▶ _What is expected_: Reply with one number only: the count of lines below that contain the word "digital".
● ● ● ●
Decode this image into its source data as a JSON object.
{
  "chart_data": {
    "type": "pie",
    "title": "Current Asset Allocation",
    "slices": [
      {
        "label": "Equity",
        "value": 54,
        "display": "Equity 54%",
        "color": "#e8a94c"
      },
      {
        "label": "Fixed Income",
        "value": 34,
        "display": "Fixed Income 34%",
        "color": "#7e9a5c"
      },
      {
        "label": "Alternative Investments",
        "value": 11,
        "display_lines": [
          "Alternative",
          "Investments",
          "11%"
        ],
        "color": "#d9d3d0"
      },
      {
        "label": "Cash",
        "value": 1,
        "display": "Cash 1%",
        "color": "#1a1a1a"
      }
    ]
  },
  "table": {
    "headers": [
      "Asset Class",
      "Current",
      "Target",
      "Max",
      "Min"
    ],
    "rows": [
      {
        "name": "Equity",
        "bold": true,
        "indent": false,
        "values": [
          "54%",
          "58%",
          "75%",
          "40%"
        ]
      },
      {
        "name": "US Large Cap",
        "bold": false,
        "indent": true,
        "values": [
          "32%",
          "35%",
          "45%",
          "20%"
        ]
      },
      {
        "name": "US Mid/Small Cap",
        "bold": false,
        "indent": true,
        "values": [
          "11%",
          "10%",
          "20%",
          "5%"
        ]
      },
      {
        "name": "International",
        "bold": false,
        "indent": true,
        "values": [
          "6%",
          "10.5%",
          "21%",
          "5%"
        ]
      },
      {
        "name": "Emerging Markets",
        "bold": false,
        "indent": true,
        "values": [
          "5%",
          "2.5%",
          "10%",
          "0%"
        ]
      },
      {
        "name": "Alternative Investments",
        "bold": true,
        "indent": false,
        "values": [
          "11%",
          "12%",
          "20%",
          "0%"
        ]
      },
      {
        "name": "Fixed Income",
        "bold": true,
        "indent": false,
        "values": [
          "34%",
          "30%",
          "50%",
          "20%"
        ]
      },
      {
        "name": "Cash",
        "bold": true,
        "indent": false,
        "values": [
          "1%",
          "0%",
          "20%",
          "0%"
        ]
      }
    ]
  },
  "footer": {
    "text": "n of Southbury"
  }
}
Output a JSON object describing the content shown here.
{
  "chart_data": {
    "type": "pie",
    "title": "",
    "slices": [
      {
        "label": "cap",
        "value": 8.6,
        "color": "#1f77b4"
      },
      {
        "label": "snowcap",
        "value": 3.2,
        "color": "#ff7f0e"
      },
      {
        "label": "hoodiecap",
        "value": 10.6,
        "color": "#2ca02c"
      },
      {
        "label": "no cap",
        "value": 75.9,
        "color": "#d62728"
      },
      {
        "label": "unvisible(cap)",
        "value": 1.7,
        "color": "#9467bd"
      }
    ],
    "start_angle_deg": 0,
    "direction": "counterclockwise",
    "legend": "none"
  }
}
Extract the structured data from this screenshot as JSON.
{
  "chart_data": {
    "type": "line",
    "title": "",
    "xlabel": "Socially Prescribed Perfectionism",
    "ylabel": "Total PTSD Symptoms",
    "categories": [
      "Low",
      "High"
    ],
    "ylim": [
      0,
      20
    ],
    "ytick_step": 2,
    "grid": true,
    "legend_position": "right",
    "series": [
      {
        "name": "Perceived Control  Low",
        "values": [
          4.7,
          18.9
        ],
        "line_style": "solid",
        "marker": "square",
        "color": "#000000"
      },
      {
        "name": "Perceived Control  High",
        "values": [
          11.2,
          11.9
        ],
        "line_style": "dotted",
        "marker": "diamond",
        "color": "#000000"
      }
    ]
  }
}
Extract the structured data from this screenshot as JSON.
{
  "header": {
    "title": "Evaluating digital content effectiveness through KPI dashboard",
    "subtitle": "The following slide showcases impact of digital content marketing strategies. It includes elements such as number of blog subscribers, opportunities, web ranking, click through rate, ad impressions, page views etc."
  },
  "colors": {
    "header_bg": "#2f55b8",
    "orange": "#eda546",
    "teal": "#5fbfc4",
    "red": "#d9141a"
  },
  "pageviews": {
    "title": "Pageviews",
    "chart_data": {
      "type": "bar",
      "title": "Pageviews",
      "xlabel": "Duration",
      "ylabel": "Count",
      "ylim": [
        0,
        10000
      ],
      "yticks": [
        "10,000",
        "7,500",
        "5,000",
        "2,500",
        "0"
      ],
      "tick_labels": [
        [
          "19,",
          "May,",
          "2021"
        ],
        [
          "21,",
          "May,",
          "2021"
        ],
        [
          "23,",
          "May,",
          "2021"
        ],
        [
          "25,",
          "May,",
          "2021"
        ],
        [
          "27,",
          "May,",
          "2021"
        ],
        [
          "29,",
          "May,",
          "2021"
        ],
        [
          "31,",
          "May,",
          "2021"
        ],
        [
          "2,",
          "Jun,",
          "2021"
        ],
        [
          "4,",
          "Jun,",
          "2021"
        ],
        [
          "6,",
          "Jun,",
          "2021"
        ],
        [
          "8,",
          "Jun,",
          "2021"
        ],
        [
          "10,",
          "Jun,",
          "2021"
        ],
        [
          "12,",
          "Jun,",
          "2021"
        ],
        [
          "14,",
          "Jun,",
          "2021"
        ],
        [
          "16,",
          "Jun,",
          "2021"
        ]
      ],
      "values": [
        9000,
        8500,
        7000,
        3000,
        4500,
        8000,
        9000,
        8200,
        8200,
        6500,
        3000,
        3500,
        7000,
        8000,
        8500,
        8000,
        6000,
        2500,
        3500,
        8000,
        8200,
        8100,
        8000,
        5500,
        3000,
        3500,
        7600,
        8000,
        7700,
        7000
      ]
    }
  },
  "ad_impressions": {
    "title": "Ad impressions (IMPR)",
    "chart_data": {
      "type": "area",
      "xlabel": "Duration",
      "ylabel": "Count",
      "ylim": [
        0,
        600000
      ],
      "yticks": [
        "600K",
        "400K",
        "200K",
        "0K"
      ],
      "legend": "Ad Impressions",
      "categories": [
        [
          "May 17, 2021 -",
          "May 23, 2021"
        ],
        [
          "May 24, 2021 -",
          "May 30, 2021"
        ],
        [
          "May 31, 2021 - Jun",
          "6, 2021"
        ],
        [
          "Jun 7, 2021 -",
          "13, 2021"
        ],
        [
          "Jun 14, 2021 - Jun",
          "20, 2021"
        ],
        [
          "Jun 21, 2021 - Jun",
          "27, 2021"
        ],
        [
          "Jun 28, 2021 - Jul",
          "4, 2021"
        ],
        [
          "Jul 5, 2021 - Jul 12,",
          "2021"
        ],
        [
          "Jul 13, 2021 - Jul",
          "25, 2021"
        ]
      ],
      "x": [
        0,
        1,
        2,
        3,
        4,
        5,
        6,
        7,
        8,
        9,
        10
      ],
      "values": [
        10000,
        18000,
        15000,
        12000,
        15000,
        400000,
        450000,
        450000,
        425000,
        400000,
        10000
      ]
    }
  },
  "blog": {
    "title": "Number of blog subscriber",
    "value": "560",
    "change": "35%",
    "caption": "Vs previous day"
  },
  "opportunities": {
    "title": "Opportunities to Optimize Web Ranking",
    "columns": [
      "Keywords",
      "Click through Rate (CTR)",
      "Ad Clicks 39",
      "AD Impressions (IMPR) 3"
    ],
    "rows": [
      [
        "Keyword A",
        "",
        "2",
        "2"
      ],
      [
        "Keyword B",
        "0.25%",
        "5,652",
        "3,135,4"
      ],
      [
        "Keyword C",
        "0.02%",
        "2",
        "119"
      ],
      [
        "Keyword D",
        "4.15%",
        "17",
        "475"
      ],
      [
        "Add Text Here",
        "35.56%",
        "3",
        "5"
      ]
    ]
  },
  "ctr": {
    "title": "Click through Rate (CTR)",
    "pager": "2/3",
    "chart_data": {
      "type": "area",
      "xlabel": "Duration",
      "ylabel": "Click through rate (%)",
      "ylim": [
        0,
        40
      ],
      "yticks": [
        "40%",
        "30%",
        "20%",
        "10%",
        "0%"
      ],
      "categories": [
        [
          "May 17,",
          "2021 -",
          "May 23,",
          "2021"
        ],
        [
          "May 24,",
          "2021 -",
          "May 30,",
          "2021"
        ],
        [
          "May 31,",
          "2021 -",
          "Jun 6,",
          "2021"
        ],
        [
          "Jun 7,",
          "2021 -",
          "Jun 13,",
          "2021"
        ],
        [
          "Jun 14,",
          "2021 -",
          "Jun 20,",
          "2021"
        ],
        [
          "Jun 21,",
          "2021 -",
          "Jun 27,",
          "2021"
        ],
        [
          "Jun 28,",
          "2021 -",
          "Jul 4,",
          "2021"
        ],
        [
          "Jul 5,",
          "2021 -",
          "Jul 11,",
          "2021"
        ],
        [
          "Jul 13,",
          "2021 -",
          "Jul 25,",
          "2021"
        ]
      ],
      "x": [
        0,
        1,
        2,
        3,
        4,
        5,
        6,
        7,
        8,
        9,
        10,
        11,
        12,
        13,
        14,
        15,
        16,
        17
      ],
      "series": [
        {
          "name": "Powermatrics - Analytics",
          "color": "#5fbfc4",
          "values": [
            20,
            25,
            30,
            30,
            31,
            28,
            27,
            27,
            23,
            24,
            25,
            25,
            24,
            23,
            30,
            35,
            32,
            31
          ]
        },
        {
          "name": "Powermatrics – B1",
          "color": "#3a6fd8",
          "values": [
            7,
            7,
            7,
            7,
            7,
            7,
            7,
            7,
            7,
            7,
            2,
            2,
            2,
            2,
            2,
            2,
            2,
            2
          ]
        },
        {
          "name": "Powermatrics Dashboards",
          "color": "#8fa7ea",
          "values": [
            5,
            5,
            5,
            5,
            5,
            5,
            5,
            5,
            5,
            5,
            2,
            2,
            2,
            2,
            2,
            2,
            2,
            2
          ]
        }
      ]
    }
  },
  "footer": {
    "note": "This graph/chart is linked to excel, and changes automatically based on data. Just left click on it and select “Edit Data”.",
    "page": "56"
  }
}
● ● ● ●
▶ _Result of the task_: 2